-- Aim --
Return the entries below verbatim. Pictures stay out.

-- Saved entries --

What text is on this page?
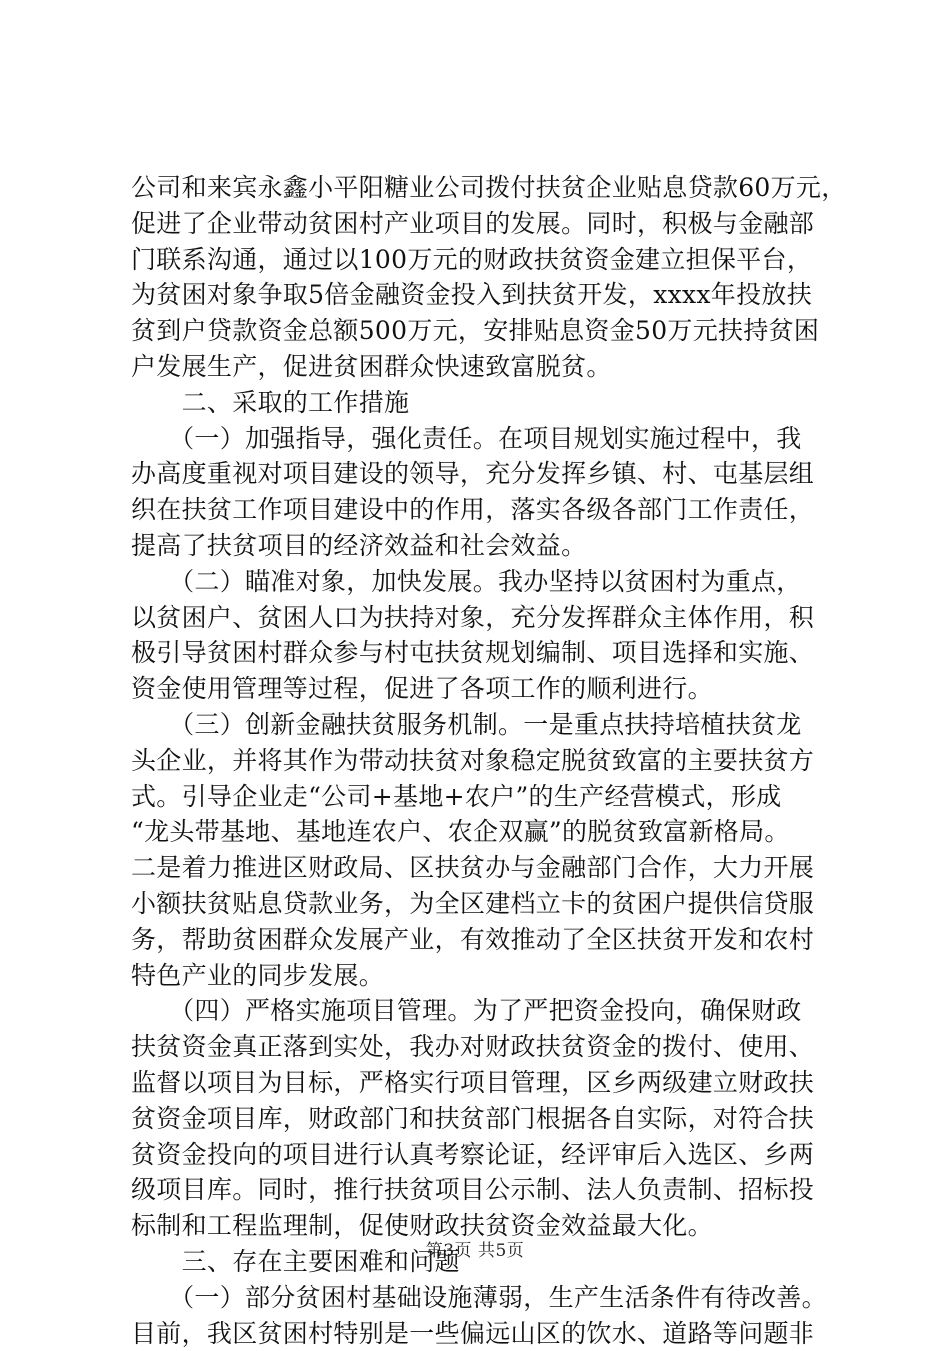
公司和来宾永鑫小平阳糖业公司拨付扶贫企业贴息贷款60万元，
促进了企业带动贫困村产业项目的发展。同时，积极与金融部
门联系沟通，通过以100万元的财政扶贫资金建立担保平台，
为贫困对象争取5倍金融资金投入到扶贫开发，xxxx年投放扶
贫到户贷款资金总额500万元，安排贴息资金50万元扶持贫困
户发展生产，促进贫困群众快速致富脱贫。
　　二、采取的工作措施
　　（一）加强指导，强化责任。在项目规划实施过程中，我
办高度重视对项目建设的领导，充分发挥乡镇、村、屯基层组
织在扶贫工作项目建设中的作用，落实各级各部门工作责任，
提高了扶贫项目的经济效益和社会效益。
　　（二）瞄准对象，加快发展。我办坚持以贫困村为重点，
以贫困户、贫困人口为扶持对象，充分发挥群众主体作用，积
极引导贫困村群众参与村屯扶贫规划编制、项目选择和实施、
资金使用管理等过程，促进了各项工作的顺利进行。
　　（三）创新金融扶贫服务机制。一是重点扶持培植扶贫龙
头企业，并将其作为带动扶贫对象稳定脱贫致富的主要扶贫方
式。引导企业走“公司+基地+农户”的生产经营模式，形成
“龙头带基地、基地连农户、农企双赢”的脱贫致富新格局。
二是着力推进区财政局、区扶贫办与金融部门合作，大力开展
小额扶贫贴息贷款业务，为全区建档立卡的贫困户提供信贷服
务，帮助贫困群众发展产业，有效推动了全区扶贫开发和农村
特色产业的同步发展。
　　（四）严格实施项目管理。为了严把资金投向，确保财政
扶贫资金真正落到实处，我办对财政扶贫资金的拨付、使用、
监督以项目为目标，严格实行项目管理，区乡两级建立财政扶
贫资金项目库，财政部门和扶贫部门根据各自实际，对符合扶
贫资金投向的项目进行认真考察论证，经评审后入选区、乡两
级项目库。同时，推行扶贫项目公示制、法人负责制、招标投
标制和工程监理制，促使财政扶贫资金效益最大化。
　　三、存在主要困难和问题
　　（一）部分贫困村基础设施薄弱，生产生活条件有待改善。
目前，我区贫困村特别是一些偏远山区的饮水、道路等问题非
第3页 共5页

-- Task output --
What text is on this page?
公司和来宾永鑫小平阳糖业公司拨付扶贫企业贴息贷款60万元，
促进了企业带动贫困村产业项目的发展。同时，积极与金融部
门联系沟通，通过以100万元的财政扶贫资金建立担保平台，
为贫困对象争取5倍金融资金投入到扶贫开发，xxxx年投放扶
贫到户贷款资金总额500万元，安排贴息资金50万元扶持贫困
户发展生产，促进贫困群众快速致富脱贫。
　　二、采取的工作措施
　　（一）加强指导，强化责任。在项目规划实施过程中，我
办高度重视对项目建设的领导，充分发挥乡镇、村、屯基层组
织在扶贫工作项目建设中的作用，落实各级各部门工作责任，
提高了扶贫项目的经济效益和社会效益。
　　（二）瞄准对象，加快发展。我办坚持以贫困村为重点，
以贫困户、贫困人口为扶持对象，充分发挥群众主体作用，积
极引导贫困村群众参与村屯扶贫规划编制、项目选择和实施、
资金使用管理等过程，促进了各项工作的顺利进行。
　　（三）创新金融扶贫服务机制。一是重点扶持培植扶贫龙
头企业，并将其作为带动扶贫对象稳定脱贫致富的主要扶贫方
式。引导企业走“公司+基地+农户”的生产经营模式，形成
“龙头带基地、基地连农户、农企双赢”的脱贫致富新格局。
二是着力推进区财政局、区扶贫办与金融部门合作，大力开展
小额扶贫贴息贷款业务，为全区建档立卡的贫困户提供信贷服
务，帮助贫困群众发展产业，有效推动了全区扶贫开发和农村
特色产业的同步发展。
　　（四）严格实施项目管理。为了严把资金投向，确保财政
扶贫资金真正落到实处，我办对财政扶贫资金的拨付、使用、
监督以项目为目标，严格实行项目管理，区乡两级建立财政扶
贫资金项目库，财政部门和扶贫部门根据各自实际，对符合扶
贫资金投向的项目进行认真考察论证，经评审后入选区、乡两
级项目库。同时，推行扶贫项目公示制、法人负责制、招标投
标制和工程监理制，促使财政扶贫资金效益最大化。
　　三、存在主要困难和问题
　　（一）部分贫困村基础设施薄弱，生产生活条件有待改善。
目前，我区贫困村特别是一些偏远山区的饮水、道路等问题非
第3页 共5页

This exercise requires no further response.